## Texte support
◆ ◆ ◆ ◆ ◆ ◆ ◆

L’avenir d’une ado : doutes et débuts de réponse

16 avril 2013 17 Par Catnatt

 

St. Paul Jewish Community Center Collection

 

Hier, j’ai eu rendez-vous avec le prof principale de ma fille. Charlotte est en 4ème. On le sait, cette classe est compliquée. C’est une phase délicate entre explosion de l’adolescence, un enfant qui ne l’est plus tout à fait, qui se tourne complètement vers le monde extérieur et un enseignement qui se corse. Autant Baptiste a toujours virevolté entre toutes les matières avec une facilité déconcertante autant Charlotte a pris en grippe les maths très vite. Cette gamine cartonne dans tout ce qui est matières culturelles, le reste, ça ne l’intéresse pas, que voulez-vous que je vous dise et moi, ça ne m’intéresse pas que mes enfants soient les premiers de la classe. Mon objectif premier est que mes enfants soient autonomes, aiment aller à l’école, apprendre, s’insèrent facilement en société et pour l’instant, c’est réussi.

◆ ◆ ◆ ◆ ◆ ◆ ◆

## Consigne 1
Recopiez à l'identique tout le relevé, depuis sa première ligne jusqu'à la ligne contenant "status-time: 07:49: [62, 26, 129, 56]", celle-ci comprise.

(Données de placement des éléments)

◆ ◆ ◆ ◆ ◆ ◆ ◆

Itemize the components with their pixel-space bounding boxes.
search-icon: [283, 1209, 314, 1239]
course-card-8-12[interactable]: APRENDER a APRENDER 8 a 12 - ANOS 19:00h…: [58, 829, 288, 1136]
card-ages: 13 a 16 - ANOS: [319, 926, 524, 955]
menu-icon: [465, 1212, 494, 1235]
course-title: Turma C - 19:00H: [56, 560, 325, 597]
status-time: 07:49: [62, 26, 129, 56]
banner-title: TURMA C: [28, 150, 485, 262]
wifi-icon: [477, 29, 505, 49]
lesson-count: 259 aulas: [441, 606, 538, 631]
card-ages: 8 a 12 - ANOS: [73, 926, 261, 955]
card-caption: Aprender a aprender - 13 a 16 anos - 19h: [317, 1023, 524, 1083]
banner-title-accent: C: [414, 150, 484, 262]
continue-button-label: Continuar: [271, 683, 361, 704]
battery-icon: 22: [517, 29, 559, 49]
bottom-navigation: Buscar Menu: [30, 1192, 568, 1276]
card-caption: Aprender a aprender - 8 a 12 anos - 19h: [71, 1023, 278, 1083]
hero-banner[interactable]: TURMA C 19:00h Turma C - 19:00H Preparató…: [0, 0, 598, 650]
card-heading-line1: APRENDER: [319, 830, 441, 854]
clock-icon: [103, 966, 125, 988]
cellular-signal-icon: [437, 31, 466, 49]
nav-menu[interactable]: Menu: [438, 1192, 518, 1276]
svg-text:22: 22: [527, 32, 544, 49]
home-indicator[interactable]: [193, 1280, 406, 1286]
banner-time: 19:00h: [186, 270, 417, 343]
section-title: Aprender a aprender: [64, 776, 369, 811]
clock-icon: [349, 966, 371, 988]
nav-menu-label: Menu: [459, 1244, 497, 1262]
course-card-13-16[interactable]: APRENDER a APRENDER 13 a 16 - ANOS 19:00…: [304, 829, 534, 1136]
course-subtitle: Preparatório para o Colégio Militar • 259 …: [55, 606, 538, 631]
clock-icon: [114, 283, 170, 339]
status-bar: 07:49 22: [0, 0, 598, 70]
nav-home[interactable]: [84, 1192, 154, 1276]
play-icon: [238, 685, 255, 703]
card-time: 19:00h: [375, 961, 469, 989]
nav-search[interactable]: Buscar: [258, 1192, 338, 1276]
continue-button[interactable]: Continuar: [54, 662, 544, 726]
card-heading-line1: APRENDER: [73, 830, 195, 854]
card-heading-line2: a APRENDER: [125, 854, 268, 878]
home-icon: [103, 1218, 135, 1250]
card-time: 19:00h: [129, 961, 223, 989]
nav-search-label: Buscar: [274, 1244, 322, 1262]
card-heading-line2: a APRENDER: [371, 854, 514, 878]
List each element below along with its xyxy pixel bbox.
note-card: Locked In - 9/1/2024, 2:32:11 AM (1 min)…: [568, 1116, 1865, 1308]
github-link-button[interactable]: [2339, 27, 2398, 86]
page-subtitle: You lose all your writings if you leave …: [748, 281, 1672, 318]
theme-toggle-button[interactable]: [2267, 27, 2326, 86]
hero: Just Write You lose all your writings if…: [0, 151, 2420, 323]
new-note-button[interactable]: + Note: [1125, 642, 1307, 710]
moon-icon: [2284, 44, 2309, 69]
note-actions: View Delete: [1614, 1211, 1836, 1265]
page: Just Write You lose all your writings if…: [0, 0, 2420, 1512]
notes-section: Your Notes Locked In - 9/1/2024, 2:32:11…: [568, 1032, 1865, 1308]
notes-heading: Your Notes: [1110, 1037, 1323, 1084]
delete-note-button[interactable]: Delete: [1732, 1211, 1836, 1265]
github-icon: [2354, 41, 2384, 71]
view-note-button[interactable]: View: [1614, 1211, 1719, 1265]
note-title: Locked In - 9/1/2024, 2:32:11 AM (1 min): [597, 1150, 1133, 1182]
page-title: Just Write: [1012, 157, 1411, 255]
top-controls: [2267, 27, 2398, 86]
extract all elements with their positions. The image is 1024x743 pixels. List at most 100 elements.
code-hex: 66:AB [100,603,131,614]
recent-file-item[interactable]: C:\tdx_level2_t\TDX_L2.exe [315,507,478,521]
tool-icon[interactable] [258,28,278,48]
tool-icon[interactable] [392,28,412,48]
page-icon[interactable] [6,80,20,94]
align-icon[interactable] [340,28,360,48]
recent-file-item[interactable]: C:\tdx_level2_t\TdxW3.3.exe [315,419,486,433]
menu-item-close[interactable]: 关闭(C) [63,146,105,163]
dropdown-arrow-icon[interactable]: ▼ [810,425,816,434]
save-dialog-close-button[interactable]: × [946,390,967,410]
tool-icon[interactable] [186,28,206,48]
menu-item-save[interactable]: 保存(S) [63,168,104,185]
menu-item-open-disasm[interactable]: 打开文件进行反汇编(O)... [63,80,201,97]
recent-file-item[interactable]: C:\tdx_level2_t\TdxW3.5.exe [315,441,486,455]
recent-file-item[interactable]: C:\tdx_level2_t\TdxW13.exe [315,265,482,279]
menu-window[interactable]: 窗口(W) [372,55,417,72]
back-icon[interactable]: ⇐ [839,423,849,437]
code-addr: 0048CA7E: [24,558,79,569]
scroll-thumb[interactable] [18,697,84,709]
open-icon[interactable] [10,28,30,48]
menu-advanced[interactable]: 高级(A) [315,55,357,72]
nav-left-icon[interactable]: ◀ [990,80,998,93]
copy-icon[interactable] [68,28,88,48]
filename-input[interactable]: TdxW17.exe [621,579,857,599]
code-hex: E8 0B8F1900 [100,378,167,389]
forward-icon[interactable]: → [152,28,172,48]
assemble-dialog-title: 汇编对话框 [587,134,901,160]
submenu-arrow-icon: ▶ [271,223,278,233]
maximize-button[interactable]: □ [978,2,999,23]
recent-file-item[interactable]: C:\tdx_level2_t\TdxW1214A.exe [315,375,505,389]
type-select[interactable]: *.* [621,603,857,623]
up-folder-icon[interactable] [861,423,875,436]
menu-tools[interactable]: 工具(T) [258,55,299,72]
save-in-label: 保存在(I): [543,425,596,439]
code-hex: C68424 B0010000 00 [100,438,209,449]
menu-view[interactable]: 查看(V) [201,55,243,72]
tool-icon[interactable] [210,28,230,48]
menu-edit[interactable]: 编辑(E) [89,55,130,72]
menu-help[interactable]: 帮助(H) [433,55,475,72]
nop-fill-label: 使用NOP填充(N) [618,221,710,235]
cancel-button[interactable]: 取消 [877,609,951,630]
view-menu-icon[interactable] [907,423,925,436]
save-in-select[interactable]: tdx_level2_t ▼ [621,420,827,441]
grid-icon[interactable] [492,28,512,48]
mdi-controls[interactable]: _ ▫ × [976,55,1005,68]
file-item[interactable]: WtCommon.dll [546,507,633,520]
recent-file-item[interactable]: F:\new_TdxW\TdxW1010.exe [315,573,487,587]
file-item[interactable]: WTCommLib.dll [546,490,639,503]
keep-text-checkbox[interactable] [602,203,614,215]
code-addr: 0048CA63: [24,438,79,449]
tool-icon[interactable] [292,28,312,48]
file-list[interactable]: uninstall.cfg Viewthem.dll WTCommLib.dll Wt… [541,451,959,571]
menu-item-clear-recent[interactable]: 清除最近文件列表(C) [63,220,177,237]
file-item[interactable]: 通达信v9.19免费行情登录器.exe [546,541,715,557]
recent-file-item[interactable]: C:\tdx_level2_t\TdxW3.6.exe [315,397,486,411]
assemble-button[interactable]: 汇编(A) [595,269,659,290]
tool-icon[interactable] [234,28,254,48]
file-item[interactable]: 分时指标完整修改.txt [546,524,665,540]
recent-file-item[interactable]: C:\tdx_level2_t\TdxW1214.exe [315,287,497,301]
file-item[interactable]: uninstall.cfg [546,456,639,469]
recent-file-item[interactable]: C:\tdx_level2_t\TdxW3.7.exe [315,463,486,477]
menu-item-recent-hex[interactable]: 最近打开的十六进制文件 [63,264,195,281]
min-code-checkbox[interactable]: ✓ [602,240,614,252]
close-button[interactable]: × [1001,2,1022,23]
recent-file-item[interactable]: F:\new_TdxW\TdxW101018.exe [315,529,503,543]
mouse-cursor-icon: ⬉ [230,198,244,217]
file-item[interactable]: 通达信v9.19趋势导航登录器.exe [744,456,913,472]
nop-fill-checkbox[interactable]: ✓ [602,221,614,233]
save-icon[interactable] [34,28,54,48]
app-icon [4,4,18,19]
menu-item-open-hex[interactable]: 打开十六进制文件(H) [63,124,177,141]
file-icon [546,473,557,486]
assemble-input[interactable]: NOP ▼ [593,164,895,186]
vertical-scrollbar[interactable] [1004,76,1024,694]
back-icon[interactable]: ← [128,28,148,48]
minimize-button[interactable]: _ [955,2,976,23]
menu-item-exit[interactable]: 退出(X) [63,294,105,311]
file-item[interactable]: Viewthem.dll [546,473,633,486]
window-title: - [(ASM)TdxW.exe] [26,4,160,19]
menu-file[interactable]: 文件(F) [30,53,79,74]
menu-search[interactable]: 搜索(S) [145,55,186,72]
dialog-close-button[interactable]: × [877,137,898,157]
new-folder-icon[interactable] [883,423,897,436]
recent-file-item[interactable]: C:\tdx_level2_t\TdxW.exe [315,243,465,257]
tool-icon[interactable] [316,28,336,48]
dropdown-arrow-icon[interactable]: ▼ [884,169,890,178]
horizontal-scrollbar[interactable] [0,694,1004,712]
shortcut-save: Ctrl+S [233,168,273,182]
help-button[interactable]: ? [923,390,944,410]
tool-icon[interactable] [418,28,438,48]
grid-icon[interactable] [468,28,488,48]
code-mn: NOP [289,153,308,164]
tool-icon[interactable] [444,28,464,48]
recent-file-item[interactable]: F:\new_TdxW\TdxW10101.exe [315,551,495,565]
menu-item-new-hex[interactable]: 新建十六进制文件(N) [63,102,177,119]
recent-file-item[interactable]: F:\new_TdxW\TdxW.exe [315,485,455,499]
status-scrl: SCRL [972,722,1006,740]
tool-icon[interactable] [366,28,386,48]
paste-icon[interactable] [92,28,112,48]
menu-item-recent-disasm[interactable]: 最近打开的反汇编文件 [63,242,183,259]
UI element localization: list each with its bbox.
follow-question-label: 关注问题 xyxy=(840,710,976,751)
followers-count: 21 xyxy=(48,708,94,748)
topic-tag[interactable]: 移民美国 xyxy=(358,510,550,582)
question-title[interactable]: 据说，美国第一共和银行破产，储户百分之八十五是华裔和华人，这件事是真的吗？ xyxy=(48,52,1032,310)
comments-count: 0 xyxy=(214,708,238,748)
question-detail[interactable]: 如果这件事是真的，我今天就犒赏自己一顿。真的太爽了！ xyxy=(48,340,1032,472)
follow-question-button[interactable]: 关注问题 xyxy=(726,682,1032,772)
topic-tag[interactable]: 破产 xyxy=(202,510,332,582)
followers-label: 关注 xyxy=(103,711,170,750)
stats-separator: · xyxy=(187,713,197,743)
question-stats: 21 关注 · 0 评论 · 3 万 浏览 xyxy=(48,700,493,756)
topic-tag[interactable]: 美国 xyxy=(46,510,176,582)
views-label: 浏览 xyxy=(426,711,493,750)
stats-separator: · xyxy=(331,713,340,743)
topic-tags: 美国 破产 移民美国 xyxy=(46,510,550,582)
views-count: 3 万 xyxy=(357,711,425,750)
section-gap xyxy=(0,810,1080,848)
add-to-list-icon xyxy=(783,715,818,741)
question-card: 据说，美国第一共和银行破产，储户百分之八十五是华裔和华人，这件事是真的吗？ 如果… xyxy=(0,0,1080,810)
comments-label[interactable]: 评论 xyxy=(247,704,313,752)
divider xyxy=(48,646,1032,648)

◆ ◆ ◆ ◆ ◆ ◆ ◆

## Consigne 2
Transcrivez fidèlement le passage du texte sur l'avenir d'une adolescente qui va de "St. Paul Jewish" jusqu'à "l’instant, c’est réussi." inclus.

## Réponse attendue 1
Itemize the components with their pixel-space bounding boxes.
search-icon: [283, 1209, 314, 1239]
course-card-8-12[interactable]: APRENDER a APRENDER 8 a 12 - ANOS 19:00h…: [58, 829, 288, 1136]
card-ages: 13 a 16 - ANOS: [319, 926, 524, 955]
menu-icon: [465, 1212, 494, 1235]
course-title: Turma C - 19:00H: [56, 560, 325, 597]
status-time: 07:49: [62, 26, 129, 56]

## Réponse attendue 2
St. Paul Jewish Community Center Collection

 

Hier, j’ai eu rendez-vous avec le prof principale de ma fille. Charlotte est en 4ème. On le sait, cette classe est compliquée. C’est une phase délicate entre explosion de l’adolescence, un enfant qui ne l’est plus tout à fait, qui se tourne complètement vers le monde extérieur et un enseignement qui se corse. Autant Baptiste a toujours virevolté entre toutes les matières avec une facilité déconcertante autant Charlotte a pris en grippe les maths très vite. Cette gamine cartonne dans tout ce qui est matières culturelles, le reste, ça ne l’intéresse pas, que voulez-vous que je vous dise et moi, ça ne m’intéresse pas que mes enfants soient les premiers de la classe. Mon objectif premier est que mes enfants soient autonomes, aiment aller à l’école, apprendre, s’insèrent facilement en société et pour l’instant, c’est réussi.